Written task: Nothing should be left out: output all of the entries exactly.
Begin Stored rows
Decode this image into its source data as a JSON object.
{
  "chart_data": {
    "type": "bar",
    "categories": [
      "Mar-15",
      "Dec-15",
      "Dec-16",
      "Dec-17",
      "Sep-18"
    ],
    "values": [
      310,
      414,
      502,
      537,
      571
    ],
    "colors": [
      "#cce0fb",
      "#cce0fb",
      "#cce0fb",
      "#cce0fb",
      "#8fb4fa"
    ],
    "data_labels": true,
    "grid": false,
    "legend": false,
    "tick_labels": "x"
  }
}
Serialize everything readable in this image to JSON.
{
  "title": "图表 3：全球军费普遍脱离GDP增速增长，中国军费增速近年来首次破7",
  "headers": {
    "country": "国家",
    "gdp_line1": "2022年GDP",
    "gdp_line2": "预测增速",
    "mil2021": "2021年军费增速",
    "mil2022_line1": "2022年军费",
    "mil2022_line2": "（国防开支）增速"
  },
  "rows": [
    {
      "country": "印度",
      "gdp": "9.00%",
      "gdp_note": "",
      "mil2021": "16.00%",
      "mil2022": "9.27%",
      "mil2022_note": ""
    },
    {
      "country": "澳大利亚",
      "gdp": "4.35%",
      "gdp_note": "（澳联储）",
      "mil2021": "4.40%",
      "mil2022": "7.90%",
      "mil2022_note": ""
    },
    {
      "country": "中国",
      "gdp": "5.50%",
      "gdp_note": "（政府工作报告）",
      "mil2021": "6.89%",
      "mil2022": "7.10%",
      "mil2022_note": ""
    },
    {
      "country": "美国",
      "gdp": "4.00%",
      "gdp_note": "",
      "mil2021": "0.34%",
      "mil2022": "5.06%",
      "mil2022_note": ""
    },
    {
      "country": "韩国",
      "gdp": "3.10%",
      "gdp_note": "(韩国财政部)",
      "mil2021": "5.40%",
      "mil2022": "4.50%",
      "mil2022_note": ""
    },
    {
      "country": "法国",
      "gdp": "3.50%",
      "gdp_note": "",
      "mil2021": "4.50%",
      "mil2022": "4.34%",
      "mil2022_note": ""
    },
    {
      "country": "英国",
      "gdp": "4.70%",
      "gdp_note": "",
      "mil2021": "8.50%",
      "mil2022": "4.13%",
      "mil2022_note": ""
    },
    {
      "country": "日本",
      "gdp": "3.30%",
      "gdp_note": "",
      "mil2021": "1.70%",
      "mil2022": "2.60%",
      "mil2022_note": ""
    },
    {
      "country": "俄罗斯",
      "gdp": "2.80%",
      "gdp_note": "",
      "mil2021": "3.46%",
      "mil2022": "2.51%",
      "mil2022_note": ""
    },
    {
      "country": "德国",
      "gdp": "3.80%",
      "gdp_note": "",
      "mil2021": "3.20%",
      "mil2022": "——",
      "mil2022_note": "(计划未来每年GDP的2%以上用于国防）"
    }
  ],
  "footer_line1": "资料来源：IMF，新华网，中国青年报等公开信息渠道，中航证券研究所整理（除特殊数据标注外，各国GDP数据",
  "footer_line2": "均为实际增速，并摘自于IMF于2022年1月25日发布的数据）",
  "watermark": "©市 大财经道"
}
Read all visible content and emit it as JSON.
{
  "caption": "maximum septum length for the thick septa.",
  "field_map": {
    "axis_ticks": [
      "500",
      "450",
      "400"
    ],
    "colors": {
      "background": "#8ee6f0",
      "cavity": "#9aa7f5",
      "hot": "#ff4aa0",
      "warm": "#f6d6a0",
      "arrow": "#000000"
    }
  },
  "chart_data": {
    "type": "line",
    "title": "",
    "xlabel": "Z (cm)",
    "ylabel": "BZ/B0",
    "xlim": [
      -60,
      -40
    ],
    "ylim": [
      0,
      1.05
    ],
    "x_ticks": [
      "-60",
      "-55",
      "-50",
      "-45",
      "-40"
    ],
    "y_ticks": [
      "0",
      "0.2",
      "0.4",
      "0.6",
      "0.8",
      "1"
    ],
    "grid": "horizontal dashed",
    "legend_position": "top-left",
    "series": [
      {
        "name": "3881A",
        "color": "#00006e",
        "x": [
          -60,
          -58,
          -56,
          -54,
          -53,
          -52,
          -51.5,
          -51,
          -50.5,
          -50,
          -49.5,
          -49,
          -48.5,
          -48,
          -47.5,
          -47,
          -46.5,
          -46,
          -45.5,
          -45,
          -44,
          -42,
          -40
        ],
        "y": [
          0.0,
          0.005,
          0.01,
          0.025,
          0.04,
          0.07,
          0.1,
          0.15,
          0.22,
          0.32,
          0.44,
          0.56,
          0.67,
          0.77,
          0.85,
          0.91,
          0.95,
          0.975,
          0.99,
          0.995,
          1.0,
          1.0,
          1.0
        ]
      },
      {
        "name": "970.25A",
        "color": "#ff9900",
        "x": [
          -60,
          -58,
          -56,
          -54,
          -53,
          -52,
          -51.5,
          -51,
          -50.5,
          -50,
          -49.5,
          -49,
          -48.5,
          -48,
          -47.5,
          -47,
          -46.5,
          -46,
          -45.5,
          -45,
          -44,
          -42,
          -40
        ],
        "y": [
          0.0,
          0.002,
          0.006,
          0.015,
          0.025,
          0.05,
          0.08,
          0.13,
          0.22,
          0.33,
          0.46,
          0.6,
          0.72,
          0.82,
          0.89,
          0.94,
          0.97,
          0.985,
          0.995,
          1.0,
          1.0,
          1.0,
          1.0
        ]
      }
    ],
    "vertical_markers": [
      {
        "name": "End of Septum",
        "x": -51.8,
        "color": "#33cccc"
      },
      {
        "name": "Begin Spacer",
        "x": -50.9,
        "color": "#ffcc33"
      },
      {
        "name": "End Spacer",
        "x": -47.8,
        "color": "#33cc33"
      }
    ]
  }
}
End Stored rows
Solution to this task:
Decode this image into its source data as a JSON object.
{
  "chart_data": {
    "type": "bar",
    "categories": [
      "Mar-15",
      "Dec-15",
      "Dec-16",
      "Dec-17",
      "Sep-18"
    ],
    "values": [
      310,
      414,
      502,
      537,
      571
    ],
    "colors": [
      "#cce0fb",
      "#cce0fb",
      "#cce0fb",
      "#cce0fb",
      "#8fb4fa"
    ],
    "data_labels": true,
    "grid": false,
    "legend": false,
    "tick_labels": "x"
  }
}
Serialize everything readable in this image to JSON.
{
  "title": "图表 3：全球军费普遍脱离GDP增速增长，中国军费增速近年来首次破7",
  "headers": {
    "country": "国家",
    "gdp_line1": "2022年GDP",
    "gdp_line2": "预测增速",
    "mil2021": "2021年军费增速",
    "mil2022_line1": "2022年军费",
    "mil2022_line2": "（国防开支）增速"
  },
  "rows": [
    {
      "country": "印度",
      "gdp": "9.00%",
      "gdp_note": "",
      "mil2021": "16.00%",
      "mil2022": "9.27%",
      "mil2022_note": ""
    },
    {
      "country": "澳大利亚",
      "gdp": "4.35%",
      "gdp_note": "（澳联储）",
      "mil2021": "4.40%",
      "mil2022": "7.90%",
      "mil2022_note": ""
    },
    {
      "country": "中国",
      "gdp": "5.50%",
      "gdp_note": "（政府工作报告）",
      "mil2021": "6.89%",
      "mil2022": "7.10%",
      "mil2022_note": ""
    },
    {
      "country": "美国",
      "gdp": "4.00%",
      "gdp_note": "",
      "mil2021": "0.34%",
      "mil2022": "5.06%",
      "mil2022_note": ""
    },
    {
      "country": "韩国",
      "gdp": "3.10%",
      "gdp_note": "(韩国财政部)",
      "mil2021": "5.40%",
      "mil2022": "4.50%",
      "mil2022_note": ""
    },
    {
      "country": "法国",
      "gdp": "3.50%",
      "gdp_note": "",
      "mil2021": "4.50%",
      "mil2022": "4.34%",
      "mil2022_note": ""
    },
    {
      "country": "英国",
      "gdp": "4.70%",
      "gdp_note": "",
      "mil2021": "8.50%",
      "mil2022": "4.13%",
      "mil2022_note": ""
    },
    {
      "country": "日本",
      "gdp": "3.30%",
      "gdp_note": "",
      "mil2021": "1.70%",
      "mil2022": "2.60%",
      "mil2022_note": ""
    },
    {
      "country": "俄罗斯",
      "gdp": "2.80%",
      "gdp_note": "",
      "mil2021": "3.46%",
      "mil2022": "2.51%",
      "mil2022_note": ""
    },
    {
      "country": "德国",
      "gdp": "3.80%",
      "gdp_note": "",
      "mil2021": "3.20%",
      "mil2022": "——",
      "mil2022_note": "(计划未来每年GDP的2%以上用于国防）"
    }
  ],
  "footer_line1": "资料来源：IMF，新华网，中国青年报等公开信息渠道，中航证券研究所整理（除特殊数据标注外，各国GDP数据",
  "footer_line2": "均为实际增速，并摘自于IMF于2022年1月25日发布的数据）",
  "watermark": "©市 大财经道"
}
Read all visible content and emit it as JSON.
{
  "caption": "maximum septum length for the thick septa.",
  "field_map": {
    "axis_ticks": [
      "500",
      "450",
      "400"
    ],
    "colors": {
      "background": "#8ee6f0",
      "cavity": "#9aa7f5",
      "hot": "#ff4aa0",
      "warm": "#f6d6a0",
      "arrow": "#000000"
    }
  },
  "chart_data": {
    "type": "line",
    "title": "",
    "xlabel": "Z (cm)",
    "ylabel": "BZ/B0",
    "xlim": [
      -60,
      -40
    ],
    "ylim": [
      0,
      1.05
    ],
    "x_ticks": [
      "-60",
      "-55",
      "-50",
      "-45",
      "-40"
    ],
    "y_ticks": [
      "0",
      "0.2",
      "0.4",
      "0.6",
      "0.8",
      "1"
    ],
    "grid": "horizontal dashed",
    "legend_position": "top-left",
    "series": [
      {
        "name": "3881A",
        "color": "#00006e",
        "x": [
          -60,
          -58,
          -56,
          -54,
          -53,
          -52,
          -51.5,
          -51,
          -50.5,
          -50,
          -49.5,
          -49,
          -48.5,
          -48,
          -47.5,
          -47,
          -46.5,
          -46,
          -45.5,
          -45,
          -44,
          -42,
          -40
        ],
        "y": [
          0.0,
          0.005,
          0.01,
          0.025,
          0.04,
          0.07,
          0.1,
          0.15,
          0.22,
          0.32,
          0.44,
          0.56,
          0.67,
          0.77,
          0.85,
          0.91,
          0.95,
          0.975,
          0.99,
          0.995,
          1.0,
          1.0,
          1.0
        ]
      },
      {
        "name": "970.25A",
        "color": "#ff9900",
        "x": [
          -60,
          -58,
          -56,
          -54,
          -53,
          -52,
          -51.5,
          -51,
          -50.5,
          -50,
          -49.5,
          -49,
          -48.5,
          -48,
          -47.5,
          -47,
          -46.5,
          -46,
          -45.5,
          -45,
          -44,
          -42,
          -40
        ],
        "y": [
          0.0,
          0.002,
          0.006,
          0.015,
          0.025,
          0.05,
          0.08,
          0.13,
          0.22,
          0.33,
          0.46,
          0.6,
          0.72,
          0.82,
          0.89,
          0.94,
          0.97,
          0.985,
          0.995,
          1.0,
          1.0,
          1.0,
          1.0
        ]
      }
    ],
    "vertical_markers": [
      {
        "name": "End of Septum",
        "x": -51.8,
        "color": "#33cccc"
      },
      {
        "name": "Begin Spacer",
        "x": -50.9,
        "color": "#ffcc33"
      },
      {
        "name": "End Spacer",
        "x": -47.8,
        "color": "#33cc33"
      }
    ]
  }
}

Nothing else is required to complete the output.